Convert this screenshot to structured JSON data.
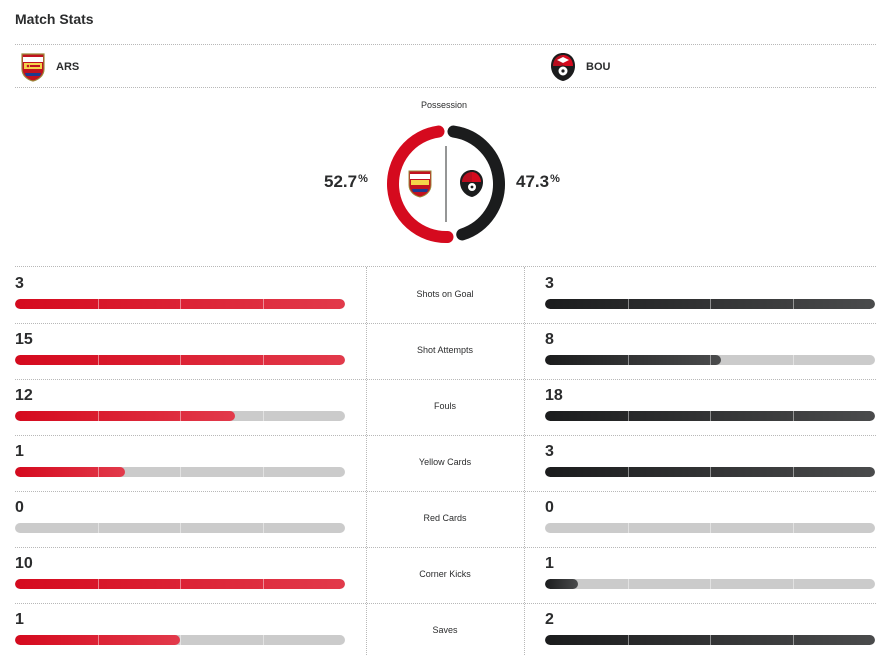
{
  "title": "Match Stats",
  "home": {
    "abbr": "ARS",
    "crest_icon": "arsenal-crest-icon",
    "color": "#d50a1e",
    "crest_text": "Arsenal"
  },
  "away": {
    "abbr": "BOU",
    "crest_icon": "bournemouth-crest-icon",
    "color": "#1b1c1d"
  },
  "possession": {
    "label": "Possession",
    "home_value": "52.7",
    "away_value": "47.3",
    "unit": "%",
    "home_fraction": 0.527,
    "away_fraction": 0.473
  },
  "stats": [
    {
      "label": "Shots on Goal",
      "home": "3",
      "away": "3",
      "home_fill": 1.0,
      "away_fill": 1.0
    },
    {
      "label": "Shot Attempts",
      "home": "15",
      "away": "8",
      "home_fill": 1.0,
      "away_fill": 0.533
    },
    {
      "label": "Fouls",
      "home": "12",
      "away": "18",
      "home_fill": 0.667,
      "away_fill": 1.0
    },
    {
      "label": "Yellow Cards",
      "home": "1",
      "away": "3",
      "home_fill": 0.333,
      "away_fill": 1.0
    },
    {
      "label": "Red Cards",
      "home": "0",
      "away": "0",
      "home_fill": 0,
      "away_fill": 0
    },
    {
      "label": "Corner Kicks",
      "home": "10",
      "away": "1",
      "home_fill": 1.0,
      "away_fill": 0.1
    },
    {
      "label": "Saves",
      "home": "1",
      "away": "2",
      "home_fill": 0.5,
      "away_fill": 1.0
    }
  ]
}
_ _ _
--- Task objective ---
Leave the pictures out and print the records above exactly as they stand.

--- Solution ---
Convert this screenshot to structured JSON data.
{
  "title": "Match Stats",
  "home": {
    "abbr": "ARS",
    "crest_icon": "arsenal-crest-icon",
    "color": "#d50a1e",
    "crest_text": "Arsenal"
  },
  "away": {
    "abbr": "BOU",
    "crest_icon": "bournemouth-crest-icon",
    "color": "#1b1c1d"
  },
  "possession": {
    "label": "Possession",
    "home_value": "52.7",
    "away_value": "47.3",
    "unit": "%",
    "home_fraction": 0.527,
    "away_fraction": 0.473
  },
  "stats": [
    {
      "label": "Shots on Goal",
      "home": "3",
      "away": "3",
      "home_fill": 1.0,
      "away_fill": 1.0
    },
    {
      "label": "Shot Attempts",
      "home": "15",
      "away": "8",
      "home_fill": 1.0,
      "away_fill": 0.533
    },
    {
      "label": "Fouls",
      "home": "12",
      "away": "18",
      "home_fill": 0.667,
      "away_fill": 1.0
    },
    {
      "label": "Yellow Cards",
      "home": "1",
      "away": "3",
      "home_fill": 0.333,
      "away_fill": 1.0
    },
    {
      "label": "Red Cards",
      "home": "0",
      "away": "0",
      "home_fill": 0,
      "away_fill": 0
    },
    {
      "label": "Corner Kicks",
      "home": "10",
      "away": "1",
      "home_fill": 1.0,
      "away_fill": 0.1
    },
    {
      "label": "Saves",
      "home": "1",
      "away": "2",
      "home_fill": 0.5,
      "away_fill": 1.0
    }
  ]
}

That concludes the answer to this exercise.